Goal of the exercise:
Lay out the records from the line with "- wine-bottle-image: [826, 780, 918, 1140]" up to and including the line with "- bottle-label-text: HEY" as a numbered list, leaving out any blank lines.

Available data:
◆ ◆ ◆ ◆

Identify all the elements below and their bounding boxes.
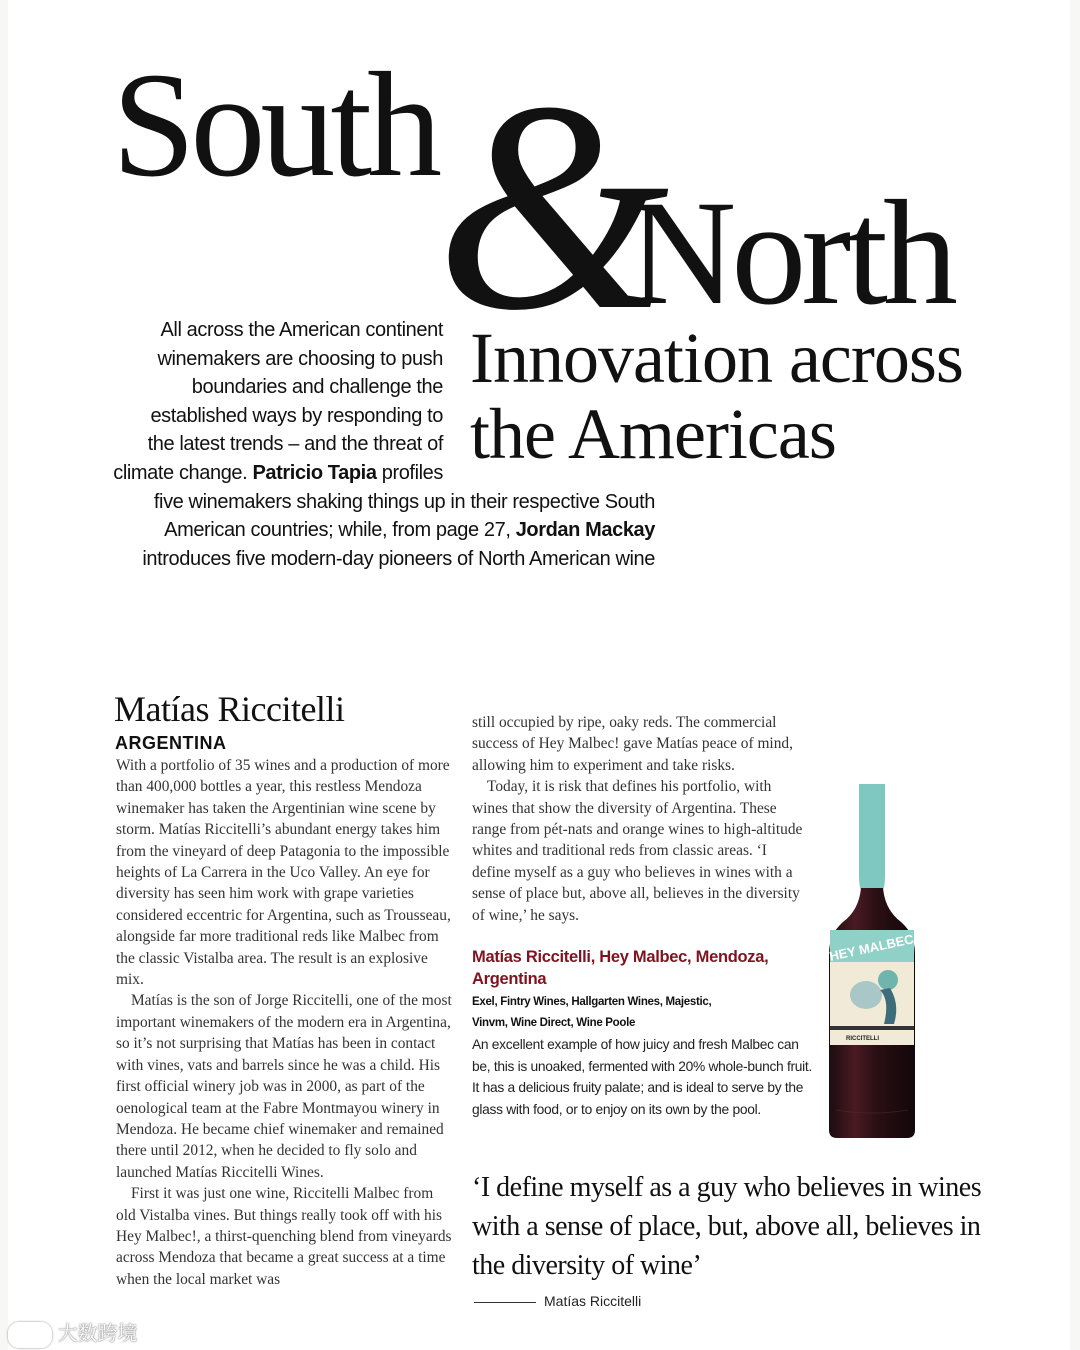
- wine-bottle-image: [826, 780, 918, 1140]
- standfirst-line: the latest trends – and the threat of: [147, 433, 443, 456]
- headline-south: South: [112, 42, 438, 208]
- author-jordan-mackay: Jordan Mackay: [515, 519, 655, 542]
- standfirst-line: boundaries and challenge the: [191, 376, 443, 399]
- pull-quote-rule: [474, 1302, 536, 1303]
- bottle-label-text: HEY MALBEC: [827, 931, 915, 964]
- standfirst-text: American countries; while, from page 27,: [164, 519, 516, 542]
- headline-ampersand: &: [436, 40, 670, 372]
- standfirst-line: established ways by responding to: [150, 404, 443, 427]
- body-column-left: [116, 755, 452, 1290]
- wine-pick-stockists: Exel, Fintry Wines, Hallgarten Wines, Majestic, Vinvm, Wine Direct, Wine Poole: [472, 996, 712, 1029]
- body-column-right: [472, 712, 808, 926]
- watermark-text: 大数跨境: [57, 1323, 138, 1345]
- standfirst-line: [103, 516, 655, 545]
- headline-north: North: [628, 170, 953, 336]
- pull-quote-author: Matías Riccitelli: [544, 1293, 642, 1309]
- standfirst-text: profiles: [376, 461, 443, 484]
- bottle-brand-text: RICCITELLI: [846, 1036, 879, 1042]
- watermark-logo-icon: [8, 1322, 52, 1348]
- body-paragraph: still occupied by ripe, oaky reds. The commercial success of Hey Malbec! gave Matías peace of mind, allowing him to experiment and take risks.: [472, 714, 793, 774]
- body-paragraph: First it was just one wine, Riccitelli Malbec from old Vistalba vines. But things really took off with his Hey Malbec!, a thirst-quenching blend from vineyards across Mendoza that became a great success at a time when the local market was: [116, 1185, 452, 1288]
- body-paragraph: Today, it is risk that defines his portfolio, with wines that show the diversity of Argentina. These range from pét-nats and orange wines to high-altitude whites and traditional reds from classic areas. ‘I define myself as a guy who believes in wines with a sense of place but, above all, believes in the diversity of wine,’ he says.: [472, 778, 803, 924]
- standfirst-line: introduces five modern-day pioneers of North American wine: [142, 547, 655, 570]
- body-paragraph: With a portfolio of 35 wines and a production of more than 400,000 bottles a year, this restless Mendoza winemaker has taken the Argentinian wine scene by storm. Matías Riccitelli’s abundant energy takes him from the vineyard of deep Patagonia to the impossible heights of La Carrera in the Uco Valley. An eye for diversity has seen him work with grape varieties considered eccentric for Argentina, such as Trousseau, alongside far more traditional reds like Malbec from the classic Vistalba area. The result is an explosive mix.: [116, 757, 451, 989]
- standfirst-text: climate change.: [113, 461, 253, 484]
- bottle-capsule: [859, 784, 885, 890]
- standfirst: [103, 316, 655, 573]
- subtitle-line-1: Innovation across: [470, 318, 963, 398]
- standfirst-line: [103, 459, 655, 488]
- pull-quote: ‘I define myself as a guy who believes in wines with a sense of place, but, above all, believes in the diversity of wine’: [472, 1172, 982, 1281]
- magazine-page: [8, 0, 1070, 1350]
- standfirst-line: All across the American continent: [160, 319, 443, 341]
- body-paragraph: Matías is the son of Jorge Riccitelli, one of the most important winemakers of the modern era in Argentina, so it’s not surprising that Matías has been in contact with vines, vats and barrels since he was a child. His first official winery job was in 2000, as part of the oenological team at the Fabre Montmayou winery in Mendoza. He became chief winemaker and remained there until 2012, when he decided to fly solo and launched Matías Riccitelli Wines.: [116, 992, 452, 1181]
- standfirst-line: five winemakers shaking things up in their respective South: [153, 490, 655, 513]
- profile-name: Matías Riccitelli: [114, 689, 345, 729]
- standfirst-line: winemakers are choosing to push: [157, 347, 443, 370]
- wine-pick-title: Matías Riccitelli, Hey Malbec, Mendoza, Argentina: [472, 948, 769, 988]
- watermark: [8, 1317, 138, 1348]
- wine-pick-tasting-note: An excellent example of how juicy and fresh Malbec can be, this is unoaked, fermented with 20% whole-bunch fruit. It has a delicious fruity palate; and is ideal to serve by the glass with food, or to enjoy on its own by the pool.: [472, 1037, 812, 1117]
- author-patricio-tapia: Patricio Tapia: [252, 461, 377, 484]
- profile-country: ARGENTINA: [115, 733, 227, 753]
- subtitle-line-2: the Americas: [470, 394, 836, 474]
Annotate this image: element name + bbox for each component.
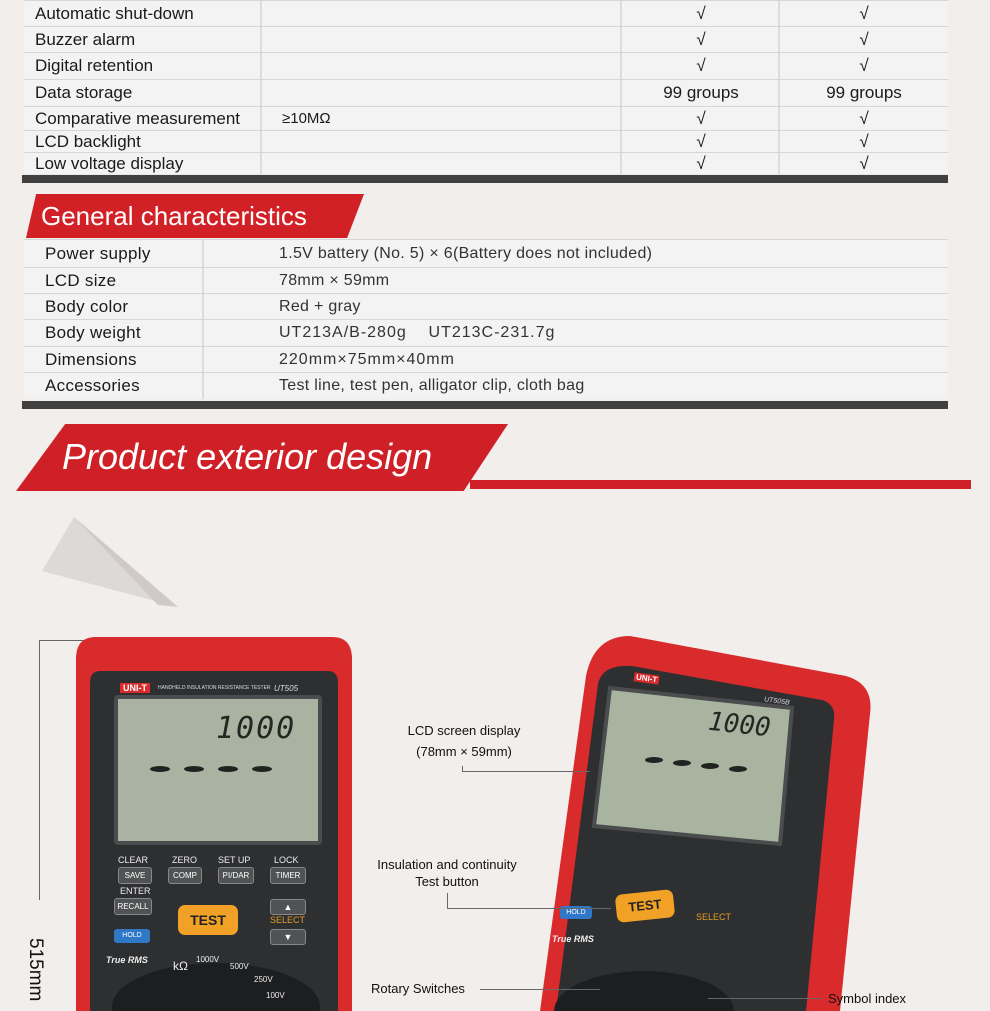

◆ ◆ ◆ ◆

Written response:
1. - wine-bottle-image: [826, 780, 918, 1140]
2. - standfirst-line: the latest trends – and the threat of: [147, 433, 443, 456]
3. - headline-south: South: [112, 42, 438, 208]
4. - author-jordan-mackay: Jordan Mackay: [515, 519, 655, 542]
5. - standfirst-line: boundaries and challenge the: [191, 376, 443, 399]
6. - pull-quote-rule: [474, 1302, 536, 1303]
7. - bottle-label-text: HEY MALBEC: [827, 931, 915, 964]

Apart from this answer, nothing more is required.